◆ 抜粋:
コロナ禍での経済対策 まず所得減少世帯へ現金給付を
《 記 者 の 視 点 》
東京都は25日、新型コロナウイルスの感染者が41人確認されたことを受け、小池百合子都知事が「感染爆発の重大局面」として都民に週末の不要不急の外出自粛を要請。26日も47人の感染が確認され、神奈川や千葉、埼玉、山梨の1都4県の知事が各地域の住民に外出自粛を呼び掛ける共同メッセージを発信した。
いよいよか、という事態に市井の人々は敏感である。26日午前に家内が近くのスーパーに、いつものように食料品など生活必需品を買いに行くと、店内は既にレジ前に10メートル以上の行列。目当ての牛乳は買えず、納豆やラーメンの乾麺、バナナは棚になく、食パンやお米、パスタ、レトルト食品なども少なくなっていた。買えなかった牛乳は、別のスーパーまで足を延ばして何とか手に入れた。
納豆は効果の有無は別にして免疫力のアップに、乾麺やお米などはしばらく外出しなくても済むように、ということだろう。生活防衛である。
生活防衛ができるわが家などはまだいい。厳しいのは、コロナ禍で学校休校やイベント自粛、訪日外国人旅行者(インバウンド)の激減などで家計や経営が厳しくなった家庭や中小事業者、経営悪化で解雇になりそうなアルバイトなど非正規労働者である。
政府は今、4月上旬にまとめる経済対策の中身を検討している。経済対策にはコロナ禍への対応はもちろんだが、先の消費税増税でいまだ回復しない消費の喚起という側面もある。さらに24日に決まった東京五輪・パラリンピック延期により、一段の落ち込みが予想される観光・小売業などへの対応も欠かせない。
経済対策で大事なのは、規模とスピード感である。海外では米国が個人への現金給付や航空会社などの企業支援などに220兆~244兆円、ドイツが打撃を受けた企業や個人事業主への支援に90兆円超の対策が報道されている。

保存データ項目
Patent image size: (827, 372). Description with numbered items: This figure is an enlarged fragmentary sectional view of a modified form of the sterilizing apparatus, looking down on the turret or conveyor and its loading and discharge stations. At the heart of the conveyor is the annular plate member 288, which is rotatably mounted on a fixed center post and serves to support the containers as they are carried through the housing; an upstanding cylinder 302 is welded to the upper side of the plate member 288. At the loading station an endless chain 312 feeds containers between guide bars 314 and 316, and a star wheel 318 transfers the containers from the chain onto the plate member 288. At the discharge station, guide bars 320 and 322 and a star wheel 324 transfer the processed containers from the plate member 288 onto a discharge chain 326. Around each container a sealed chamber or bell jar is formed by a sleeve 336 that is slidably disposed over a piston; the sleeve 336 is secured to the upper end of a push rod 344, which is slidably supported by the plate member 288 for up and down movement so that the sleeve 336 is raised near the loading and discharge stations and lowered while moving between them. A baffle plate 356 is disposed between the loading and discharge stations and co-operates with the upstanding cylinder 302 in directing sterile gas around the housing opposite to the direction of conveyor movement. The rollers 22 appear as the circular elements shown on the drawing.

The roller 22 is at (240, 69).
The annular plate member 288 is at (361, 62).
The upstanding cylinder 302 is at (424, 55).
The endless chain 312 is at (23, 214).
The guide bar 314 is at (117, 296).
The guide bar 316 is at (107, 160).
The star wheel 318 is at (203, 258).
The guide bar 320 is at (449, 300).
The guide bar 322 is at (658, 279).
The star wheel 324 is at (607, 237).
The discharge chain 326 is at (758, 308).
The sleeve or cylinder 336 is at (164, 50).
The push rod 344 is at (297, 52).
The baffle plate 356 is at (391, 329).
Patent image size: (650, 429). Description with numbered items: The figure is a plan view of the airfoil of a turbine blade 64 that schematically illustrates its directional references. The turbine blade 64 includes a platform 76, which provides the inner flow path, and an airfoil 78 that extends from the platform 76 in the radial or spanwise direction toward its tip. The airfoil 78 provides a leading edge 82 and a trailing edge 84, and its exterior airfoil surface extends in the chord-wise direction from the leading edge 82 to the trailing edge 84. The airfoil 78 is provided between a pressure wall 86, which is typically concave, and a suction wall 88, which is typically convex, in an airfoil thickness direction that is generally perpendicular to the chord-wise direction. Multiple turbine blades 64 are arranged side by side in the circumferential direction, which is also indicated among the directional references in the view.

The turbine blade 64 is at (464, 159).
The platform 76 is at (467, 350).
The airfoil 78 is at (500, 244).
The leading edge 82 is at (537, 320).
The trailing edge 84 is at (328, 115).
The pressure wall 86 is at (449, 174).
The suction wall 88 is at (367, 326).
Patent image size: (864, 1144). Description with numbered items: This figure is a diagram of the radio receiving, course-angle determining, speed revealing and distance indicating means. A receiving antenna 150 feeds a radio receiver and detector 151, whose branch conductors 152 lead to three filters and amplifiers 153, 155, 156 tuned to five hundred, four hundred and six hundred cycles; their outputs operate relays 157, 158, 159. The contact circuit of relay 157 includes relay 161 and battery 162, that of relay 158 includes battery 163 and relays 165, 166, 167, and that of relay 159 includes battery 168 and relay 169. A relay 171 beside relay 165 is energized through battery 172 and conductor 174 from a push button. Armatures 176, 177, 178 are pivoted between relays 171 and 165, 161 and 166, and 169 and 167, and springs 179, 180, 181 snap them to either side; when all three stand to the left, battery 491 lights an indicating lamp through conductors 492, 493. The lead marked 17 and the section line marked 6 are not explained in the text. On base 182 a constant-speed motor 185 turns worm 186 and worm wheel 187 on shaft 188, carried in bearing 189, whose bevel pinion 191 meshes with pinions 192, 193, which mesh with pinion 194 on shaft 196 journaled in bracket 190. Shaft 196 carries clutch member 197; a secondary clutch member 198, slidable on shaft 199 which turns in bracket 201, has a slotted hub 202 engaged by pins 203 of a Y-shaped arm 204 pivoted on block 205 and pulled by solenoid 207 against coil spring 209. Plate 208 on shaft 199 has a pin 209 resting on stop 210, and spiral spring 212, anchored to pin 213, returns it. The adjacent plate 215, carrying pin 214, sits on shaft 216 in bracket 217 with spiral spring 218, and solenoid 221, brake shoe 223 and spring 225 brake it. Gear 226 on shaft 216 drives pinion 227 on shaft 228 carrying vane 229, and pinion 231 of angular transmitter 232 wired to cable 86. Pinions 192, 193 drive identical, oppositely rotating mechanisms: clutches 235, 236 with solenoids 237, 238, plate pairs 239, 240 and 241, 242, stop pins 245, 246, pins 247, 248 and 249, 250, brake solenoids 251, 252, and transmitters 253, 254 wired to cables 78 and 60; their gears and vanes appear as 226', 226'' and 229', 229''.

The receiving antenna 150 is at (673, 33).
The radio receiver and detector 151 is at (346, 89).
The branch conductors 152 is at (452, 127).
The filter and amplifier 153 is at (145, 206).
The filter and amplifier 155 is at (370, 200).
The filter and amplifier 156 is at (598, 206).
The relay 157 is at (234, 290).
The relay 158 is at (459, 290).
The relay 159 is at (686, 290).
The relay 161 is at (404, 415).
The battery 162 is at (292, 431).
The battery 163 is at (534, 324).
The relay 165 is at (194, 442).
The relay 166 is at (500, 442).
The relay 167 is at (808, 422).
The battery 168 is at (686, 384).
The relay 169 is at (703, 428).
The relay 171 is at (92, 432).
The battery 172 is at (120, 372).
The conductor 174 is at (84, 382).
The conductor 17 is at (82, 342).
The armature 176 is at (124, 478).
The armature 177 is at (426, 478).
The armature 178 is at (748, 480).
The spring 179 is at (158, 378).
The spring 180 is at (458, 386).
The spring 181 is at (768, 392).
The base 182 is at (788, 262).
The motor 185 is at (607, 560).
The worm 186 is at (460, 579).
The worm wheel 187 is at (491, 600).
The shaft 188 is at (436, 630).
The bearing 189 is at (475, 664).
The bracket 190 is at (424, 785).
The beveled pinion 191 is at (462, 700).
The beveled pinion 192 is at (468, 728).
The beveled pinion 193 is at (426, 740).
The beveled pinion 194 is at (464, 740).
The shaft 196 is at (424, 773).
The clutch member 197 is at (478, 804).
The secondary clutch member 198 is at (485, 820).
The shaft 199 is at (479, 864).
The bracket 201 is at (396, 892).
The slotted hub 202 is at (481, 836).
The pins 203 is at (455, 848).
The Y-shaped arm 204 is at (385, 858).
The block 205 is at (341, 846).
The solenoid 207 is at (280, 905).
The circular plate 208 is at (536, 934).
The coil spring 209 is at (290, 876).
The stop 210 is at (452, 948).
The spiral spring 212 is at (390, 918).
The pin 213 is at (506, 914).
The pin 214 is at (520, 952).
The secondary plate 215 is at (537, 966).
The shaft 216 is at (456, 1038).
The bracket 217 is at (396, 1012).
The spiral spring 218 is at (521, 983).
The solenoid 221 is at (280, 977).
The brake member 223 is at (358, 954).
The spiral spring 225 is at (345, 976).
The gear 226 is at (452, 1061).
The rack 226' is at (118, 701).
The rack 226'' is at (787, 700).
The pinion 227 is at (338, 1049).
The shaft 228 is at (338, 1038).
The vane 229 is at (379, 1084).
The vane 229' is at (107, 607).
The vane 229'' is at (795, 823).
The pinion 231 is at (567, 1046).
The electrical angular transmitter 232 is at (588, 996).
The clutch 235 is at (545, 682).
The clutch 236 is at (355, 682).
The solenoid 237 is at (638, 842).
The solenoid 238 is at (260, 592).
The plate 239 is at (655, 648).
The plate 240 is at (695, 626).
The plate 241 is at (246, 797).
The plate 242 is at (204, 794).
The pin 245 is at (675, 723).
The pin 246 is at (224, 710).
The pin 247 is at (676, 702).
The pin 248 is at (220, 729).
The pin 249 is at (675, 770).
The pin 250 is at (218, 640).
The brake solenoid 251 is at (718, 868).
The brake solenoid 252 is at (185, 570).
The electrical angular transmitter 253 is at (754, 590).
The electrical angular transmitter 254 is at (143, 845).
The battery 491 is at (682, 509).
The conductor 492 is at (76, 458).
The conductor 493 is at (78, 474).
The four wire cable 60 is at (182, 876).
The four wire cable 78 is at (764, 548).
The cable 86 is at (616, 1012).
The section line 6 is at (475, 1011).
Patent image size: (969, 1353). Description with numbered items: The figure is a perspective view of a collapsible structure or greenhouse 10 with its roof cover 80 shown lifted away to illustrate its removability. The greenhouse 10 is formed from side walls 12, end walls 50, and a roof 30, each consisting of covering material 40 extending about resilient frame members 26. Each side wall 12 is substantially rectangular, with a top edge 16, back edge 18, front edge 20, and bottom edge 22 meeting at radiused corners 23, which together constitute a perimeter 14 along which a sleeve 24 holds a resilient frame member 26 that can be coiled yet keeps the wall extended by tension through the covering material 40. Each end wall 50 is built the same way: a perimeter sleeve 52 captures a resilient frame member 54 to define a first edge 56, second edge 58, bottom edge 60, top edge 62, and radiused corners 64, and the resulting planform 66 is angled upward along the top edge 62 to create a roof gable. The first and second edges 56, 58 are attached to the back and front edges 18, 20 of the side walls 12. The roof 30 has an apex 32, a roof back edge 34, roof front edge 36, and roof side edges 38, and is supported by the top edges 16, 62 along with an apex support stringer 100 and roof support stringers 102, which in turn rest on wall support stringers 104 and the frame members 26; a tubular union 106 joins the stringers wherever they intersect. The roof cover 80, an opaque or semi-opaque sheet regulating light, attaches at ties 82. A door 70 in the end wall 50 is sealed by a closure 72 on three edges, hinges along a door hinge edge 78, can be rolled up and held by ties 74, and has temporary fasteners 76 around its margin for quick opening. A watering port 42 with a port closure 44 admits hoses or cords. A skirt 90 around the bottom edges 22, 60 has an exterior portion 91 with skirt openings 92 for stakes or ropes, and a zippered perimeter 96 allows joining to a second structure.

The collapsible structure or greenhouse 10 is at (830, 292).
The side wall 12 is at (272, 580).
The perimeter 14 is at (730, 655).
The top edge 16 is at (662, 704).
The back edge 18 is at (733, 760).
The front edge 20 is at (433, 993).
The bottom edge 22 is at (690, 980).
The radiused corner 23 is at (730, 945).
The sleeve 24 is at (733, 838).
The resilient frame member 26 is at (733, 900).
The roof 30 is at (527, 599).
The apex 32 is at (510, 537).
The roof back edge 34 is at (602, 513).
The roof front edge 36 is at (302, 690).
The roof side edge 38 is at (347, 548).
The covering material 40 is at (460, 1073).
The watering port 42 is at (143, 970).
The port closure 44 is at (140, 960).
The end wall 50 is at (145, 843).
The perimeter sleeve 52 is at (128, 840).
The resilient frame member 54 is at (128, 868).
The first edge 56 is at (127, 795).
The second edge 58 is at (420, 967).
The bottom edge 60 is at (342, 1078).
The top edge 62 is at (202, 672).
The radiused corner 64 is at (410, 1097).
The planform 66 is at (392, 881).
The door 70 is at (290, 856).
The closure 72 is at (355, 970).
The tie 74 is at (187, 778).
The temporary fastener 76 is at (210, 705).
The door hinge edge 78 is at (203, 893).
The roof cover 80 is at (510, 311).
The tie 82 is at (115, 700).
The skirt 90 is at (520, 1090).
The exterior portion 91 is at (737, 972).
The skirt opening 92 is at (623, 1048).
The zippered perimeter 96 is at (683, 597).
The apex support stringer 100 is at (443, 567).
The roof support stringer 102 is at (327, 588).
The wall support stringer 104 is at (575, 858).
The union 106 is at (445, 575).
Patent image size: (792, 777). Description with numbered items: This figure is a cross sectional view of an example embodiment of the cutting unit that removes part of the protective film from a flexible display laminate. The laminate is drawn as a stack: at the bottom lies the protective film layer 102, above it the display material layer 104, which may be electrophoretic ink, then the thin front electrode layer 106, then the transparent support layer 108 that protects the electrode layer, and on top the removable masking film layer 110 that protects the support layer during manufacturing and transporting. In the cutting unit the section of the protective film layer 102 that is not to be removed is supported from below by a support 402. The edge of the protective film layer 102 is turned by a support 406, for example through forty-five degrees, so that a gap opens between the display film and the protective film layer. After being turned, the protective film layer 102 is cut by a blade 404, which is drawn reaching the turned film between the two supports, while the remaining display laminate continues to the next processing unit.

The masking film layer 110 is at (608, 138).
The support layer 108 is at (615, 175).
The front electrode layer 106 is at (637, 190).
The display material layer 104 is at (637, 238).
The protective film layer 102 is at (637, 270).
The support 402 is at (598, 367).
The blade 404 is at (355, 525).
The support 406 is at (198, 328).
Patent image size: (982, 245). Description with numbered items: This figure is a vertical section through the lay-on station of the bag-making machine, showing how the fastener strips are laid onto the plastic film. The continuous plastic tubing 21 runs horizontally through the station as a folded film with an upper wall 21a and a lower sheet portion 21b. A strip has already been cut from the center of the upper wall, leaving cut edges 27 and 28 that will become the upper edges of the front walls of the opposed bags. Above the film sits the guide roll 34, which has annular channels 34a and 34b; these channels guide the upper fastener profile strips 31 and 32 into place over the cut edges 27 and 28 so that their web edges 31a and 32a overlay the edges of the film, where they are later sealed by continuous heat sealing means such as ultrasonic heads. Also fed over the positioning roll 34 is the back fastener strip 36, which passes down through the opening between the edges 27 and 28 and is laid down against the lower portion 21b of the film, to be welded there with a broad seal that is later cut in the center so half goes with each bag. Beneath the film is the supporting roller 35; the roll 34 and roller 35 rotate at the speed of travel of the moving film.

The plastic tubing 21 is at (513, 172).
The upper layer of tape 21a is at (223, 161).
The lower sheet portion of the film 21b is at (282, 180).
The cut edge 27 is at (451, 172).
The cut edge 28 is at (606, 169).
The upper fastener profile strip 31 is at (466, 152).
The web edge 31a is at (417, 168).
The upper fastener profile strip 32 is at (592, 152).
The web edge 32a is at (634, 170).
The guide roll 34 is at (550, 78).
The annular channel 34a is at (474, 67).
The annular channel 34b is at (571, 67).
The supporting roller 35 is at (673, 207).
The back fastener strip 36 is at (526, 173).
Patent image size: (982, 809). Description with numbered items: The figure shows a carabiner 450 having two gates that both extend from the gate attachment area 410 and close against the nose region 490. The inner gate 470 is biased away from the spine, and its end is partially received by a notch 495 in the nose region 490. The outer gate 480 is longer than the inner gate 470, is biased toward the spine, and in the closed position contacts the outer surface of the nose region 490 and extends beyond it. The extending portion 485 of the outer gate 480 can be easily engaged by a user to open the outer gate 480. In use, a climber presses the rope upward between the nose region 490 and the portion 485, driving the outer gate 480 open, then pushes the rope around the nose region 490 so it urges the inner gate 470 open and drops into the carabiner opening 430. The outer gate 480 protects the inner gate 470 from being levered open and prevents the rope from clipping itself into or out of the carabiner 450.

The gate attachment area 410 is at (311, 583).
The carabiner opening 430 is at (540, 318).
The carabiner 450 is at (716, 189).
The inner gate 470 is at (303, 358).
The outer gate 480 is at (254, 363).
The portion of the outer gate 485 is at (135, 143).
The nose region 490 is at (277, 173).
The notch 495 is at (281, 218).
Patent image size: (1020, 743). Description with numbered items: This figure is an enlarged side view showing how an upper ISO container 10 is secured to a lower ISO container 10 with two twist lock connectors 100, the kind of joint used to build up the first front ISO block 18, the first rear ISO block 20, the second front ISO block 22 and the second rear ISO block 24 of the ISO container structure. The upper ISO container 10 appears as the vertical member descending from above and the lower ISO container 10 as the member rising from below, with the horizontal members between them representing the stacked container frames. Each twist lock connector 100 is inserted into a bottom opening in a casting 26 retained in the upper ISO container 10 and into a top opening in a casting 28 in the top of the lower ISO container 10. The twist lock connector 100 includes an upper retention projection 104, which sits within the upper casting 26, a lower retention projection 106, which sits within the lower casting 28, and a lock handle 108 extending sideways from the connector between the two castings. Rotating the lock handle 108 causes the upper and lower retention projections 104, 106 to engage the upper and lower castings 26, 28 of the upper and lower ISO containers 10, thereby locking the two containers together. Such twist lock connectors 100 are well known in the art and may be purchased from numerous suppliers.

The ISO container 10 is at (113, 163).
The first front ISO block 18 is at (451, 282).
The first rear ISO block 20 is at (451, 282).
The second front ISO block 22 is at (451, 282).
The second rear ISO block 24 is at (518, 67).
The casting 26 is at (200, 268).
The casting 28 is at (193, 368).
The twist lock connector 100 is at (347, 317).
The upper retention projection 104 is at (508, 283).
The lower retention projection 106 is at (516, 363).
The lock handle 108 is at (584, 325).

◆ 課題の要件:
1 – コロナ禍での経済対策に関する記事によると、経済対策で観光・小売業などへの対応が欠かせないのはなぜか、1～3文で説明してください。
2 – コロナ禍での経済対策に関する記事を、最後の文の後から書き継いでください。

◆ 課題の解答:
1 – 24日に東京五輪・パラリンピックの延期が決まり、観光・小売業などで一段の落ち込みが予想されるからです。

2 –
日本では五輪延期が決まる前で事業規模30兆円超と言われたが、延期決定後はさらに大規模な対策が必要との声が出ている。比較して見劣り感がないでもないが、少な過ぎるということはないだろう。
スピード感から言えば、公共料金の支払いもままならない困窮家庭へは支払猶予はもちろん、米国のような現金給付、経営が悪化した企業には雇用調整助成金の拡充や対象要件の緩和を急ぎ進めたい。
先の増税と今回のコロナ禍で国内景気は「厳しい状況」(3月月例報告)となり、景気後退入りが確実視される状況である。悪化の程度を最小限に食い止めるためにも消費喚起策は不可欠である。
マイナンバーで所得の捕捉が容易になったためか、政府は「本当に困っている人に厚めに現金が行き渡るようにすべきだ」として一律給付は見送る方針のようだが、時間がかかるようなら一律給付で実施すべきである。
対策は20年度補正予算案で編成するが、感染収束の見通しが立たない現状では、1次補正で十分とは限らない。五輪延期の影響もあり、状況に合わせ2次補正など柔軟に対応したい。財源に赤字国債はやむを得ない。